** start Task input **

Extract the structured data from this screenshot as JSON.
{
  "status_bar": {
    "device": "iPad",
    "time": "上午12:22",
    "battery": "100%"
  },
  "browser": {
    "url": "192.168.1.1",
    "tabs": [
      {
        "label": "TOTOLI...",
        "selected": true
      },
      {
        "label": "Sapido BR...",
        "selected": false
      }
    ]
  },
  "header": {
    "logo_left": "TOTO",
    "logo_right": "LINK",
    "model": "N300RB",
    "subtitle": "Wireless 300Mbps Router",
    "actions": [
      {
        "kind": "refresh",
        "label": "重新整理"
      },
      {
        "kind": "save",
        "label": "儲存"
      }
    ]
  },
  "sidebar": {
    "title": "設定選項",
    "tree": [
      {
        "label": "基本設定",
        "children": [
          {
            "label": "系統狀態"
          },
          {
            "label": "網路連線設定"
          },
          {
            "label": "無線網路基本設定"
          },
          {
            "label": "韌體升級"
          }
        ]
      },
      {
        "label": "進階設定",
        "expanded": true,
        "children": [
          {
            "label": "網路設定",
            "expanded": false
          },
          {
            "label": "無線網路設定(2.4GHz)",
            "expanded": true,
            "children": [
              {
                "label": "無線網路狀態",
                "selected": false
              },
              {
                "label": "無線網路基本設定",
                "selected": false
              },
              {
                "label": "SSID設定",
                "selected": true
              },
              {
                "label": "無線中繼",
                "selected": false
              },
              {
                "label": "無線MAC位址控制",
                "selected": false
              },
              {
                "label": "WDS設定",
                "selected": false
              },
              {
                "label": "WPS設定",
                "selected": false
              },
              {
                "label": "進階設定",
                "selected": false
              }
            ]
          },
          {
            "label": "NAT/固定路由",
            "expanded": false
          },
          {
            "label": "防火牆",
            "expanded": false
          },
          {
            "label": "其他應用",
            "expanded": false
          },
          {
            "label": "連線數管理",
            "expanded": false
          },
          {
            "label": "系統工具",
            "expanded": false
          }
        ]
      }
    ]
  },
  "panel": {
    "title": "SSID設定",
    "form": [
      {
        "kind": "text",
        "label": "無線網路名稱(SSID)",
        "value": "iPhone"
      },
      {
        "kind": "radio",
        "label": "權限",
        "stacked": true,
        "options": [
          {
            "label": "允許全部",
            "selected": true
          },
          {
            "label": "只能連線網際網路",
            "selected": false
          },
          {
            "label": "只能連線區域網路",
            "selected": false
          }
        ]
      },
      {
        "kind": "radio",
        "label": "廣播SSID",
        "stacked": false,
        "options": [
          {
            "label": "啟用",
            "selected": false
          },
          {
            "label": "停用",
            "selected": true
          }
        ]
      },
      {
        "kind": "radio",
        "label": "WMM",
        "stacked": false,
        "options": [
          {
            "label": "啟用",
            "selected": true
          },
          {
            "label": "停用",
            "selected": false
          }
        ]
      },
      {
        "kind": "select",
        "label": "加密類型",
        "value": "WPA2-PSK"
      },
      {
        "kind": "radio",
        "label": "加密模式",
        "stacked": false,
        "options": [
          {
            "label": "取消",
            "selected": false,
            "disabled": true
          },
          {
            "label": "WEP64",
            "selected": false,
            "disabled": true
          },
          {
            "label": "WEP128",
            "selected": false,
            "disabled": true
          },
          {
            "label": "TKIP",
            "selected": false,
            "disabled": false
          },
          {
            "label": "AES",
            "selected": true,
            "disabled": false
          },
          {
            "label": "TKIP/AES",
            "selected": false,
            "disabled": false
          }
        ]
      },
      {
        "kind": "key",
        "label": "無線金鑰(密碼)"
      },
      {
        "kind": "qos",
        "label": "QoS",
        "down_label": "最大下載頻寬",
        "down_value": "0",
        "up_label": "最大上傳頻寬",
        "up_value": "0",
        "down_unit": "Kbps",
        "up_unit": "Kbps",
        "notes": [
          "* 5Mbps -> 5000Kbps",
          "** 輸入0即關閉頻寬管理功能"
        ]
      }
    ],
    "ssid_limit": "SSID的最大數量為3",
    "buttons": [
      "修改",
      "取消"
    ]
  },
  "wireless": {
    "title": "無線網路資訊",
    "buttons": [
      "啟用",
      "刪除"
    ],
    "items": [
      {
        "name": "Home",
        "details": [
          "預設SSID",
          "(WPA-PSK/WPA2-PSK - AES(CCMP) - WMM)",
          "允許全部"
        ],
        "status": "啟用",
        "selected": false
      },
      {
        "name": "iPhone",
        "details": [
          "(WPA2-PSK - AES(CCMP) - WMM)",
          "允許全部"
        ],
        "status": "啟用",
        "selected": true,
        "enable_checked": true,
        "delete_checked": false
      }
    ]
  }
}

** end Task input **

• [Exercise aim] Count each line where the string "CCMP" occurs, and write only the number.

• [Result of this task] 2